> [Supplied entries]:
-- BEGIN --
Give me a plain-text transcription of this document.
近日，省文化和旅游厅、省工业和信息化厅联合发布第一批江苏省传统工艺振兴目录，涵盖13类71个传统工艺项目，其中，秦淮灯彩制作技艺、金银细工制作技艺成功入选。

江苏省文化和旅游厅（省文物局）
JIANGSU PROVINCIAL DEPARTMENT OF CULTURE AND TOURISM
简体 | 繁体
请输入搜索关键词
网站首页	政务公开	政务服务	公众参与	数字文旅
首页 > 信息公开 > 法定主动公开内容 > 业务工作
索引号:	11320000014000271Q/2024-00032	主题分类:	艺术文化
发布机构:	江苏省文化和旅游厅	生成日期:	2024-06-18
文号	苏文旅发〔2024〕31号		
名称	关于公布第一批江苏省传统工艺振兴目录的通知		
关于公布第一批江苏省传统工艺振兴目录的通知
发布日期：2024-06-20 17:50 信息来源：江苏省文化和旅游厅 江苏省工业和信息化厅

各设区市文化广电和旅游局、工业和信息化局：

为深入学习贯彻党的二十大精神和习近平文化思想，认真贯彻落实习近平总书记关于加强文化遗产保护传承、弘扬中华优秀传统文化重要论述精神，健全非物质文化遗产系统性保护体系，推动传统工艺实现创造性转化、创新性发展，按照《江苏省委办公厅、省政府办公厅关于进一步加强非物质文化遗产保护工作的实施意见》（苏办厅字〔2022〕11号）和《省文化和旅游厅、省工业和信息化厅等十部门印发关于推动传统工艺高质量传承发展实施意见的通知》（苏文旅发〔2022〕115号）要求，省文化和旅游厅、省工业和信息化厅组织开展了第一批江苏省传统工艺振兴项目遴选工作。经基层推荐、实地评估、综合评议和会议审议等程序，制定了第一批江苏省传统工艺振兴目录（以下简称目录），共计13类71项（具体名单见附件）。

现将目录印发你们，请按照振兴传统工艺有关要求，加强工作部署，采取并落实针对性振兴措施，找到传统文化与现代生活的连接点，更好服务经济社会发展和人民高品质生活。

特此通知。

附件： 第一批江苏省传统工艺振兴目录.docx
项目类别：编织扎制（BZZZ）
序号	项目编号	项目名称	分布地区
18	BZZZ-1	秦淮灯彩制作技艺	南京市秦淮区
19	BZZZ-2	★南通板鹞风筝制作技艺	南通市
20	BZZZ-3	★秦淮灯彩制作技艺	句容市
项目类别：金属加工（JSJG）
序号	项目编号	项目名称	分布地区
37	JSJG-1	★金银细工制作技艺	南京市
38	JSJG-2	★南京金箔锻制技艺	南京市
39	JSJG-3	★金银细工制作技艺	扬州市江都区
-- END --
-- BEGIN --
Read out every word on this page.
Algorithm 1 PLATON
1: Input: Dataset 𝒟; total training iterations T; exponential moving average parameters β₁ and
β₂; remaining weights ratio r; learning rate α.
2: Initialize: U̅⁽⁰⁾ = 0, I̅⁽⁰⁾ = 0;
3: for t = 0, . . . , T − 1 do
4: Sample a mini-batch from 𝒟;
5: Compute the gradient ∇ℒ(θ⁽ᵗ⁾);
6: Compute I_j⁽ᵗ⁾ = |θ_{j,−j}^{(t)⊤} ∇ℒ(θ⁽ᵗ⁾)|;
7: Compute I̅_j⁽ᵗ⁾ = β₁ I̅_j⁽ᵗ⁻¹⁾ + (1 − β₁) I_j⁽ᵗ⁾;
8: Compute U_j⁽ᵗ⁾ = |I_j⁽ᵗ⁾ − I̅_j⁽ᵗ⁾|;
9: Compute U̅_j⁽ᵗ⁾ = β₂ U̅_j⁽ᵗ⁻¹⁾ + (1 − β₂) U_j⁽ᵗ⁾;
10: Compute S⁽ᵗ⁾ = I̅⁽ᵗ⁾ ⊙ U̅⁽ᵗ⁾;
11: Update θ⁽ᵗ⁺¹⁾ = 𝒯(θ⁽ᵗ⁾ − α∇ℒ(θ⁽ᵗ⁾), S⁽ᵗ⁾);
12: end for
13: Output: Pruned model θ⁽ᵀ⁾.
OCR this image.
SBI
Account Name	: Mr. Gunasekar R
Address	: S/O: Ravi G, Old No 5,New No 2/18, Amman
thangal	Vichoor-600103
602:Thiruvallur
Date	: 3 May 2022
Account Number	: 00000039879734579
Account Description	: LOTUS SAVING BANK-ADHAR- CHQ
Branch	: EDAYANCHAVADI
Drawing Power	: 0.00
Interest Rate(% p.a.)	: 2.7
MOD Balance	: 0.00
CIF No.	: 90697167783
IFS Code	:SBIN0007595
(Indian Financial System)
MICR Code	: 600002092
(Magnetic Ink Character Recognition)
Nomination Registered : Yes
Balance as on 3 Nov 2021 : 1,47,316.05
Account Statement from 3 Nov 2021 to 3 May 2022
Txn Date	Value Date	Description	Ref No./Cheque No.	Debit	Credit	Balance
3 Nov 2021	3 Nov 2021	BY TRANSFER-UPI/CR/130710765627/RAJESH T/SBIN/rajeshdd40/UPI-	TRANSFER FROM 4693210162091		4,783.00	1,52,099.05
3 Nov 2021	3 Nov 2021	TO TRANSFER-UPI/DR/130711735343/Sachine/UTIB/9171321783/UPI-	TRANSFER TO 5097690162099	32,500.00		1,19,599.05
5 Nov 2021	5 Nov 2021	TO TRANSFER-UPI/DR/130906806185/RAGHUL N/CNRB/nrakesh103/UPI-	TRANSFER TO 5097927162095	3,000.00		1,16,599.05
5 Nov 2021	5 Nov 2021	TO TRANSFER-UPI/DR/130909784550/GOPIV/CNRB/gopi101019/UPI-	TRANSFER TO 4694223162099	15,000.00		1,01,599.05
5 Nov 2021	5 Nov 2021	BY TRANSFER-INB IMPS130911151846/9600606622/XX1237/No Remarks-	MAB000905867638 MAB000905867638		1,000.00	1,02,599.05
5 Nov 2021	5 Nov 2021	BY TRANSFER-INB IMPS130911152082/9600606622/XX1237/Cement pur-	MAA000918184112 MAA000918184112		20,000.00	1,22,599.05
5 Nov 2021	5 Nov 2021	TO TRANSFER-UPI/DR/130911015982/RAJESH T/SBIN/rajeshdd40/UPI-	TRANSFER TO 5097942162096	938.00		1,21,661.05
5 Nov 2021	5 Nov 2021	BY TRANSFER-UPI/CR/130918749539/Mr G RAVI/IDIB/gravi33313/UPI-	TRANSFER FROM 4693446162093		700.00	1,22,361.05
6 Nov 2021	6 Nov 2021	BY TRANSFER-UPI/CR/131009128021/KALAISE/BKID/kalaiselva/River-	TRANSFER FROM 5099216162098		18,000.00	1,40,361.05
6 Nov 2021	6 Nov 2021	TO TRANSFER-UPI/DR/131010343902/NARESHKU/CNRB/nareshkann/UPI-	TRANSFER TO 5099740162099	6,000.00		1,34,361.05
-- END --
For the listing above, identify each line bearing "Description".

> [Task answer]:
Account Description	: LOTUS SAVING BANK-ADHAR- CHQ
Txn Date	Value Date	Description	Ref No./Cheque No.	Debit	Credit	Balance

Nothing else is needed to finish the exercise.